Everything from the line containing "What data populates" to the last line of the records must be returned verbatim; nothing else belongs in the output.

***** Data excerpts *****

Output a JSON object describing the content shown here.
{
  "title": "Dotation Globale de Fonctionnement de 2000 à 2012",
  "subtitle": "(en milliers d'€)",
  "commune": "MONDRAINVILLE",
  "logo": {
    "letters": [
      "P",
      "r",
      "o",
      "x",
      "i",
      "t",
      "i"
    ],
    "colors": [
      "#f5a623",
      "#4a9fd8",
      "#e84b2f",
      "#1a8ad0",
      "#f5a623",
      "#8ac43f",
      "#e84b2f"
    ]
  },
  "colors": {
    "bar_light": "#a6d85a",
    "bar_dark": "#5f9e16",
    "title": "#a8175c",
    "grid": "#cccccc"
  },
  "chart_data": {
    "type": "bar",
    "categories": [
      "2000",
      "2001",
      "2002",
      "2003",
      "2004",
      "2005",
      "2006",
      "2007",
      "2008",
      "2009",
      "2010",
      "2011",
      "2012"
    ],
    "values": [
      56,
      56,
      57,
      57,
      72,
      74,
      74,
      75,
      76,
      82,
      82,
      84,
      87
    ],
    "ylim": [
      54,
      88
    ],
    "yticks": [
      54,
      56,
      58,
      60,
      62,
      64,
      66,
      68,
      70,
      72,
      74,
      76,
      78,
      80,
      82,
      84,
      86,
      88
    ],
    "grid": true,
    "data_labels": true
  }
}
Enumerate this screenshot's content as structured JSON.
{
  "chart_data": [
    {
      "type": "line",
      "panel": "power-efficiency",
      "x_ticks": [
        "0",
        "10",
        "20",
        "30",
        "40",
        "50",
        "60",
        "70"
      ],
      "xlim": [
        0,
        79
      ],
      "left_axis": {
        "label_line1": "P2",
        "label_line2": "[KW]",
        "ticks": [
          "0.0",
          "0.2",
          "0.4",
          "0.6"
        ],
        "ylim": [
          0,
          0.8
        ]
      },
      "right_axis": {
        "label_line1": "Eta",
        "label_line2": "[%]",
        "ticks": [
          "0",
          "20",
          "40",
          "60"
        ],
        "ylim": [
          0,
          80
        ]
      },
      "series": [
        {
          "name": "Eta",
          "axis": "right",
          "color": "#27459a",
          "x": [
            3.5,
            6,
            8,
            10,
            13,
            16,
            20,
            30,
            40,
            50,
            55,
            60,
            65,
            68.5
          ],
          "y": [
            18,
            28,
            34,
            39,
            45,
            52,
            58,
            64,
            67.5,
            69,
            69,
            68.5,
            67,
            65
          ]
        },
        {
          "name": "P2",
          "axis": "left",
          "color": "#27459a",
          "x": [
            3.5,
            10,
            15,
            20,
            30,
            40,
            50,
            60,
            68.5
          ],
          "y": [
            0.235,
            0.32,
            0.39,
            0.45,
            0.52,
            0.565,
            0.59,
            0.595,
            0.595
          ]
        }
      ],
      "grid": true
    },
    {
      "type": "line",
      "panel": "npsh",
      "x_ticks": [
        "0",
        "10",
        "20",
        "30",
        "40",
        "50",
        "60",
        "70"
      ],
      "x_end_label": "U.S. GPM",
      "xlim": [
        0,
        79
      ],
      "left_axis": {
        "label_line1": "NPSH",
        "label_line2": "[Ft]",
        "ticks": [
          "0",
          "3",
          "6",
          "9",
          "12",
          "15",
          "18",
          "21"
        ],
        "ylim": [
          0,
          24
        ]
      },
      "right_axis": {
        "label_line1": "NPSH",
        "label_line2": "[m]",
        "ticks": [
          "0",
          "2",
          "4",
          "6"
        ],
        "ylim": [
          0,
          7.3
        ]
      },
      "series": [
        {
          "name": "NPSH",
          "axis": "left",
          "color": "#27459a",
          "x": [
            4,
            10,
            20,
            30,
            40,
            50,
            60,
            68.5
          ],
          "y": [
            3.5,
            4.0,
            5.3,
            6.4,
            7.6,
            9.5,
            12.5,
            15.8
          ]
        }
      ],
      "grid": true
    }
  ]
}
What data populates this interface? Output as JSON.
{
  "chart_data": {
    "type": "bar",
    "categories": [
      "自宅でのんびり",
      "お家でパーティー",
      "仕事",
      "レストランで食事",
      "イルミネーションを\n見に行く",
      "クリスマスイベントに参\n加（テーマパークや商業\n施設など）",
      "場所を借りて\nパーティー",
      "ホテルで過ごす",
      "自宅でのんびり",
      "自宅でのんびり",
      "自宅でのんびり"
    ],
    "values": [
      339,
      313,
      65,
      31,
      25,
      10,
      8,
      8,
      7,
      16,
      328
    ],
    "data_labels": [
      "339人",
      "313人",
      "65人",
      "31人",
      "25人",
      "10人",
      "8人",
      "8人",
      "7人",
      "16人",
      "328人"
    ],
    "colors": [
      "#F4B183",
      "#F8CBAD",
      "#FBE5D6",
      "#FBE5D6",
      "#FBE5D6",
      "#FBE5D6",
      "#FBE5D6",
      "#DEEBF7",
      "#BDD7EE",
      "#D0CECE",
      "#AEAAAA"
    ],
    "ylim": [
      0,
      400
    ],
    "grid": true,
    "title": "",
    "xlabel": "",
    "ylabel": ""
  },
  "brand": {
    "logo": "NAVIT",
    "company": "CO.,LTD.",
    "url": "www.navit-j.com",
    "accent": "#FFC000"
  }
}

*****

[Expected answer]
What data populates this interface? Output as JSON.
{
  "chart_data": {
    "type": "bar",
    "categories": [
      "自宅でのんびり",
      "お家でパーティー",
      "仕事",
      "レストランで食事",
      "イルミネーションを\n見に行く",
      "クリスマスイベントに参\n加（テーマパークや商業\n施設など）",
      "場所を借りて\nパーティー",
      "ホテルで過ごす",
      "自宅でのんびり",
      "自宅でのんびり",
      "自宅でのんびり"
    ],
    "values": [
      339,
      313,
      65,
      31,
      25,
      10,
      8,
      8,
      7,
      16,
      328
    ],
    "data_labels": [
      "339人",
      "313人",
      "65人",
      "31人",
      "25人",
      "10人",
      "8人",
      "8人",
      "7人",
      "16人",
      "328人"
    ],
    "colors": [
      "#F4B183",
      "#F8CBAD",
      "#FBE5D6",
      "#FBE5D6",
      "#FBE5D6",
      "#FBE5D6",
      "#FBE5D6",
      "#DEEBF7",
      "#BDD7EE",
      "#D0CECE",
      "#AEAAAA"
    ],
    "ylim": [
      0,
      400
    ],
    "grid": true,
    "title": "",
    "xlabel": "",
    "ylabel": ""
  },
  "brand": {
    "logo": "NAVIT",
    "company": "CO.,LTD.",
    "url": "www.navit-j.com",
    "accent": "#FFC000"
  }
}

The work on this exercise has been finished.